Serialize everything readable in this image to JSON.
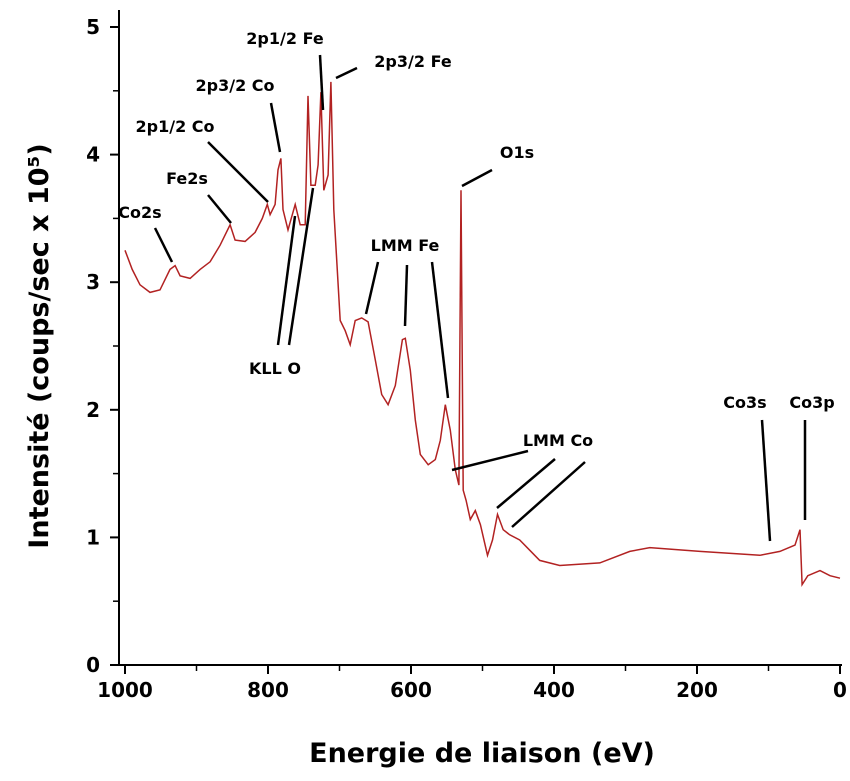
{
  "chart_data": {
    "type": "line",
    "x_label": "Energie de liaison (eV)",
    "y_label": "Intensité (coups/sec x 10⁵)",
    "xlim": [
      1000,
      0
    ],
    "xticks": [
      1000,
      800,
      600,
      400,
      200,
      0
    ],
    "ylim": [
      0,
      5
    ],
    "yticks": [
      0,
      1,
      2,
      3,
      4,
      5
    ],
    "series": [
      {
        "color": "#b22222",
        "x": [
          1000,
          990,
          979,
          965,
          951,
          937,
          930,
          923,
          909,
          895,
          881,
          867,
          853,
          846,
          832,
          818,
          808,
          801,
          797,
          790,
          786,
          782,
          779,
          772,
          762,
          755,
          748,
          744,
          740,
          734,
          730,
          726,
          722,
          716,
          712,
          708,
          699,
          692,
          685,
          678,
          669,
          660,
          650,
          641,
          632,
          622,
          612,
          608,
          601,
          594,
          587,
          576,
          566,
          559,
          552,
          545,
          538,
          533,
          530,
          527,
          523,
          517,
          510,
          503,
          493,
          486,
          479,
          471,
          462,
          448,
          434,
          420,
          392,
          336,
          294,
          266,
          196,
          112,
          84,
          63,
          56,
          53,
          45,
          28,
          14,
          0
        ],
        "values": [
          3.25,
          3.1,
          2.98,
          2.92,
          2.94,
          3.1,
          3.13,
          3.05,
          3.03,
          3.1,
          3.16,
          3.29,
          3.45,
          3.33,
          3.32,
          3.39,
          3.5,
          3.61,
          3.53,
          3.61,
          3.88,
          3.97,
          3.57,
          3.41,
          3.61,
          3.45,
          3.45,
          4.46,
          3.76,
          3.76,
          3.92,
          4.49,
          3.72,
          3.84,
          4.57,
          3.57,
          2.7,
          2.62,
          2.51,
          2.7,
          2.72,
          2.69,
          2.39,
          2.12,
          2.04,
          2.19,
          2.55,
          2.56,
          2.31,
          1.92,
          1.65,
          1.57,
          1.61,
          1.76,
          2.04,
          1.84,
          1.53,
          1.41,
          3.72,
          1.37,
          1.29,
          1.14,
          1.21,
          1.1,
          0.86,
          0.98,
          1.18,
          1.06,
          1.02,
          0.98,
          0.9,
          0.82,
          0.78,
          0.8,
          0.89,
          0.92,
          0.89,
          0.86,
          0.89,
          0.94,
          1.06,
          0.63,
          0.7,
          0.74,
          0.7,
          0.68
        ]
      }
    ],
    "annotations": [
      "2p1/2 Fe",
      "2p3/2 Fe",
      "2p3/2 Co",
      "2p1/2 Co",
      "Fe2s",
      "Co2s",
      "O1s",
      "LMM Fe",
      "KLL O",
      "LMM Co",
      "Co3s",
      "Co3p"
    ]
  }
}
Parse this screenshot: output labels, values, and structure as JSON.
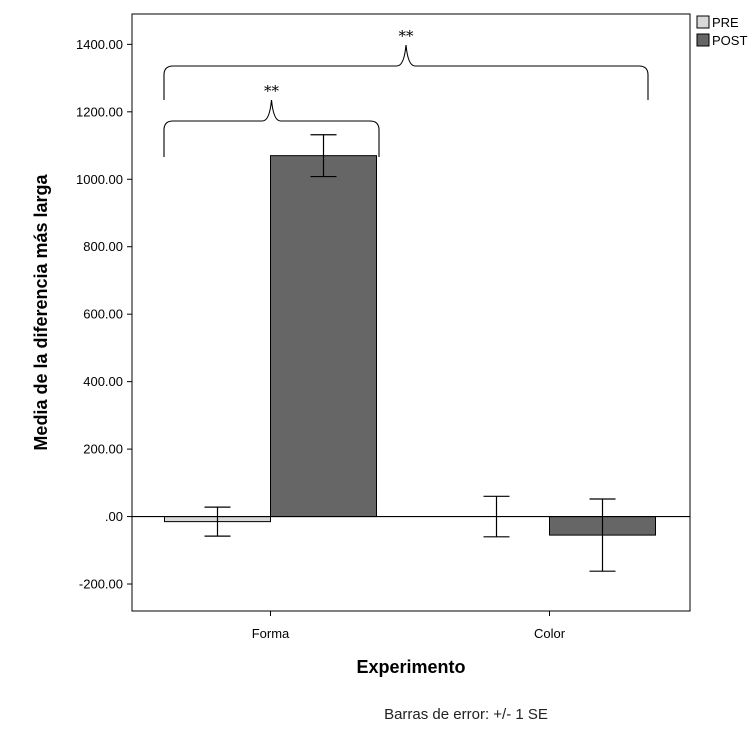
{
  "chart_data": {
    "type": "bar",
    "title": "",
    "xlabel": "Experimento",
    "ylabel": "Media de la diferencia más larga",
    "categories": [
      "Forma",
      "Color"
    ],
    "series": [
      {
        "name": "PRE",
        "color": "#d9d9d9",
        "values": [
          -15,
          0
        ],
        "error": [
          43,
          60
        ]
      },
      {
        "name": "POST",
        "color": "#666666",
        "values": [
          1070,
          -55
        ],
        "error": [
          62,
          107
        ]
      }
    ],
    "ylim": [
      -280,
      1490
    ],
    "yticks": [
      -200,
      0,
      200,
      400,
      600,
      800,
      1000,
      1200,
      1400
    ],
    "ytick_labels": [
      "-200.00",
      ".00",
      "200.00",
      "400.00",
      "600.00",
      "800.00",
      "1000.00",
      "1200.00",
      "1400.00"
    ],
    "legend_position": "outside-top-right",
    "grid": false,
    "footnote": "Barras de error: +/- 1 SE",
    "annotations": [
      {
        "text": "**",
        "spans": "Forma PRE to Forma POST"
      },
      {
        "text": "**",
        "spans": "Forma PRE to Color POST"
      }
    ]
  }
}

== == ==

Find every line containing the word "Forma", then give the total and nothing more.

3